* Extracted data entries
===

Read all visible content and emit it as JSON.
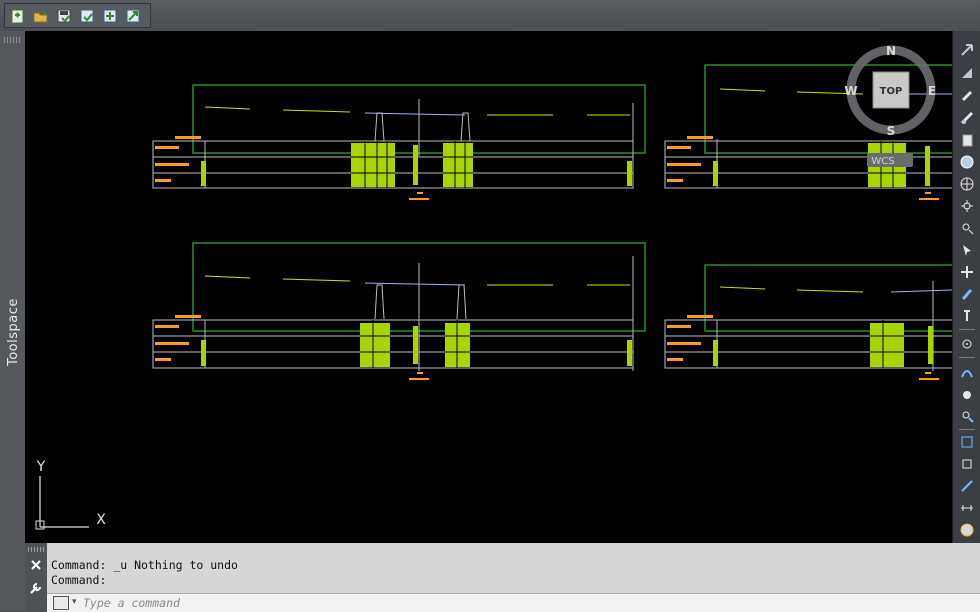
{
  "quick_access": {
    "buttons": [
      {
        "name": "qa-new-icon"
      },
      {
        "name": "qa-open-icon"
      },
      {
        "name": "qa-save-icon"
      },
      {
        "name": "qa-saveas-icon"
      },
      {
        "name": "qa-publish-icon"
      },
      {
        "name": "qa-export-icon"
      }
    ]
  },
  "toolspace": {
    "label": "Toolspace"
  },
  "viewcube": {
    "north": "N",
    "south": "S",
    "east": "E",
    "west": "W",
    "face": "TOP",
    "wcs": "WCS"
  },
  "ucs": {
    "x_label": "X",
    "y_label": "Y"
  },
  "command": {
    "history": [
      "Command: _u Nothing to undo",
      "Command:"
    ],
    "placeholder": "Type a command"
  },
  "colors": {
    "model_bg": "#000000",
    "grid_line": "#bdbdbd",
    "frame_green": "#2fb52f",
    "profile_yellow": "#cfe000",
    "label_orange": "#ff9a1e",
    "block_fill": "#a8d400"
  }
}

===

* Challenge
Which lines of the material contain the string "icon"? List each of them.

* The completed task
        "name": "qa-new-icon"
        "name": "qa-open-icon"
        "name": "qa-save-icon"
        "name": "qa-saveas-icon"
        "name": "qa-publish-icon"
        "name": "qa-export-icon"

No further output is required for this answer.